**Tareas a realizar:**
1) Responda con los datos del artículo que figura más abajo:
(a) ¿Contra qué selección jugará Colombia los cuartos de final y en qué ciudad?
(b) ¿Con qué marcador le ganó Perú a Colombia en el Estadio Nacional de Lima?
(c) Según lo aprendido en la sala de la casa, ¿qué era Brasil?
2) Indique si cada afirmación concuerda con el artículo que figura más abajo y cite las palabras del texto que lo deciden:
(a) Perú le ganó a Colombia en un estadio de Bogotá.
(b) A inicios de la década de los ochenta, Colombia usaba camiseta de color naranja.
(c) En la sala de la casa se aprendió que los argentinos eran buenos perdedores.

━━━━━ Artículo

Debe ser un buen día para ser colombiano. Dentro de 24 horas, la ‘Selección Colombia’ se enfrentará a Brasil por los cuartos de final de la Copa del Mundo en Fortaleza. Una derrota solo marcaría el final del camino de una campaña extraordinaria, la mejor de su historia. Una victoria grabará con letras de oro el nombre de ese país en la historia del fútbol. Mientras tanto, yo, un apasionado del fútbol que mira el mundial con asombro y deleite, pienso en qué lugar ocupa Colombia en mi imaginario.
LOS VOLUNTARIOSOS Y LA GENERACIÓN BENDITA
Pienso en la Colombia de camiseta color naranja de inicios de la década de los ochenta, un cuadro que tenía mucha voluntad, pero pocos argumentos. Recuerdo que Perú le había ganado 2 a 0 en el Estadio Nacional de Lima en su camino a España 82 en una tarde inspirada de César Cueto –un nombre muy querido para los hinchas colombianos– y al día siguiente leí en los periódicos que en Bogotá llovió luego del partido, como si hasta el cielo de la capital lamentara la derrota. Eran otros días en los que, cuando se trataba de fútbol, era bueno ser peruano.
Ese era el orden de las cosas y aprendí que más allá de talentos individuales como el del gran Willington Ortiz, no se podía mirar a Colombia si uno iba en busca de historias de gloria futbolística.
Los primeros conocimientos futbolísticos uno los bebe usualmente del entorno de la familia o los amigos, y con ellos viene una carga de prejuicios que muchas veces debemos ir desechando con el correr de los años. Así, en la sala de mi casa al lado de mi padre, yo aprendí que los argentinos eran malos perdedores, Brasil era el fútbol arte, y que en Colombia no se jugaba tan bien a la pelota.

━━━━━━━━━━
━━━━━ Material proporcionado

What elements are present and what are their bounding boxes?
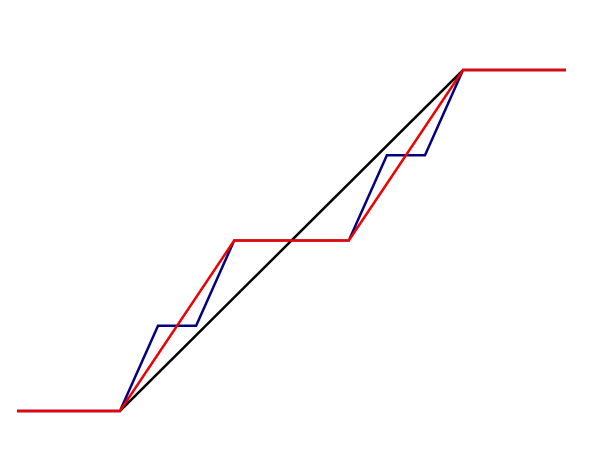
line-series — [17, 68, 566, 413]
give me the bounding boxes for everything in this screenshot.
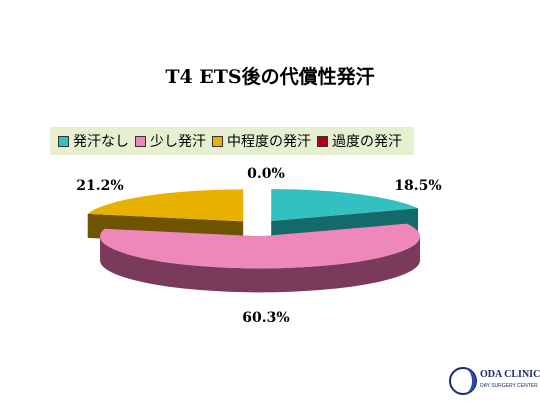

━━━━━━━━━━

**Resultados en orden:**
1)
(a) Contra Brasil, en Fortaleza.
(b) 2 a 0.
(c) El fútbol arte.

2)
(a) No: "Perú le había ganado 2 a 0 en el Estadio Nacional de Lima".
(b) Sí: "la Colombia de camiseta color naranja de inicios de la década de los ochenta".
(c) No: "los argentinos eran malos perdedores".